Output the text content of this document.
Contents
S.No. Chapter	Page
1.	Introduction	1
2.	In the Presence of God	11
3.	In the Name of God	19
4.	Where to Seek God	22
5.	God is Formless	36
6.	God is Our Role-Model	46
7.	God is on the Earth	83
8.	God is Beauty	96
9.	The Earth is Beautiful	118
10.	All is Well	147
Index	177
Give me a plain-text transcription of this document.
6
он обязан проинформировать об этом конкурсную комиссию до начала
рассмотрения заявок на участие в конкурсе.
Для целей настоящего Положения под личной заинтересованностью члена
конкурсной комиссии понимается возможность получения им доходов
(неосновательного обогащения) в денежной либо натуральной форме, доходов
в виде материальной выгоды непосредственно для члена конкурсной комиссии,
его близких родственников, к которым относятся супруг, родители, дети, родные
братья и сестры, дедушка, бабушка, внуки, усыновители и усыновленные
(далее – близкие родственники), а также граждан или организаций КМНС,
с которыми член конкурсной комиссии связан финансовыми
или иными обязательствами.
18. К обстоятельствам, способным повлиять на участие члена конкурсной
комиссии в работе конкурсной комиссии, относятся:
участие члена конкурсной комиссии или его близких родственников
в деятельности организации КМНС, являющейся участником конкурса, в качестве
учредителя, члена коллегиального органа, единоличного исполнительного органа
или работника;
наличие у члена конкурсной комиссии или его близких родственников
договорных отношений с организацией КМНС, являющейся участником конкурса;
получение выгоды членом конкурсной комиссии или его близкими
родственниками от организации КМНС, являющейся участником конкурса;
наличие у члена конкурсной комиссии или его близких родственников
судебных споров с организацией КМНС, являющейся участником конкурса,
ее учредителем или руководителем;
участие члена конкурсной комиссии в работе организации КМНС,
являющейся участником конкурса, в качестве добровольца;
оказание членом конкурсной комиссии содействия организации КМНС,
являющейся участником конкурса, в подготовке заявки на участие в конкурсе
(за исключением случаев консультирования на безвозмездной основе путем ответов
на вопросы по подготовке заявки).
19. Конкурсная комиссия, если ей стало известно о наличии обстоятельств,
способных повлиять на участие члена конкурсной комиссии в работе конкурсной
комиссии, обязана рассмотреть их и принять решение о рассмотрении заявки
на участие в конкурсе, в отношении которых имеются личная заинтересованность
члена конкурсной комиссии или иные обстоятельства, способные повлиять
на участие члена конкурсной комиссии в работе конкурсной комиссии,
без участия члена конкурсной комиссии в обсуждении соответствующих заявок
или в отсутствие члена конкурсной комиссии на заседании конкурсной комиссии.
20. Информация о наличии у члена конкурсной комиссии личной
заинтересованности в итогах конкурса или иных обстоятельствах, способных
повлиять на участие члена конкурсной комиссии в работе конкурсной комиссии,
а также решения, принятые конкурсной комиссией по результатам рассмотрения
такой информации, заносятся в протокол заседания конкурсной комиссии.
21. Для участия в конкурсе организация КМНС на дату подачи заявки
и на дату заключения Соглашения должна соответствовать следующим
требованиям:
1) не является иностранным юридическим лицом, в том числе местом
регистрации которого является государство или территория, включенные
________________________
◆ AIM OF THE TASK
Repeat every line of the material exactly as given.

◆ OUTPUT OF THE TASK
Output the text content of this document.
Contents
S.No. Chapter	Page
1.	Introduction	1
2.	In the Presence of God	11
3.	In the Name of God	19
4.	Where to Seek God	22
5.	God is Formless	36
6.	God is Our Role-Model	46
7.	God is on the Earth	83
8.	God is Beauty	96
9.	The Earth is Beautiful	118
10.	All is Well	147
Index	177
Give me a plain-text transcription of this document.
6
он обязан проинформировать об этом конкурсную комиссию до начала
рассмотрения заявок на участие в конкурсе.
Для целей настоящего Положения под личной заинтересованностью члена
конкурсной комиссии понимается возможность получения им доходов
(неосновательного обогащения) в денежной либо натуральной форме, доходов
в виде материальной выгоды непосредственно для члена конкурсной комиссии,
его близких родственников, к которым относятся супруг, родители, дети, родные
братья и сестры, дедушка, бабушка, внуки, усыновители и усыновленные
(далее – близкие родственники), а также граждан или организаций КМНС,
с которыми член конкурсной комиссии связан финансовыми
или иными обязательствами.
18. К обстоятельствам, способным повлиять на участие члена конкурсной
комиссии в работе конкурсной комиссии, относятся:
участие члена конкурсной комиссии или его близких родственников
в деятельности организации КМНС, являющейся участником конкурса, в качестве
учредителя, члена коллегиального органа, единоличного исполнительного органа
или работника;
наличие у члена конкурсной комиссии или его близких родственников
договорных отношений с организацией КМНС, являющейся участником конкурса;
получение выгоды членом конкурсной комиссии или его близкими
родственниками от организации КМНС, являющейся участником конкурса;
наличие у члена конкурсной комиссии или его близких родственников
судебных споров с организацией КМНС, являющейся участником конкурса,
ее учредителем или руководителем;
участие члена конкурсной комиссии в работе организации КМНС,
являющейся участником конкурса, в качестве добровольца;
оказание членом конкурсной комиссии содействия организации КМНС,
являющейся участником конкурса, в подготовке заявки на участие в конкурсе
(за исключением случаев консультирования на безвозмездной основе путем ответов
на вопросы по подготовке заявки).
19. Конкурсная комиссия, если ей стало известно о наличии обстоятельств,
способных повлиять на участие члена конкурсной комиссии в работе конкурсной
комиссии, обязана рассмотреть их и принять решение о рассмотрении заявки
на участие в конкурсе, в отношении которых имеются личная заинтересованность
члена конкурсной комиссии или иные обстоятельства, способные повлиять
на участие члена конкурсной комиссии в работе конкурсной комиссии,
без участия члена конкурсной комиссии в обсуждении соответствующих заявок
или в отсутствие члена конкурсной комиссии на заседании конкурсной комиссии.
20. Информация о наличии у члена конкурсной комиссии личной
заинтересованности в итогах конкурса или иных обстоятельствах, способных
повлиять на участие члена конкурсной комиссии в работе конкурсной комиссии,
а также решения, принятые конкурсной комиссией по результатам рассмотрения
такой информации, заносятся в протокол заседания конкурсной комиссии.
21. Для участия в конкурсе организация КМНС на дату подачи заявки
и на дату заключения Соглашения должна соответствовать следующим
требованиям:
1) не является иностранным юридическим лицом, в том числе местом
регистрации которого является государство или территория, включенные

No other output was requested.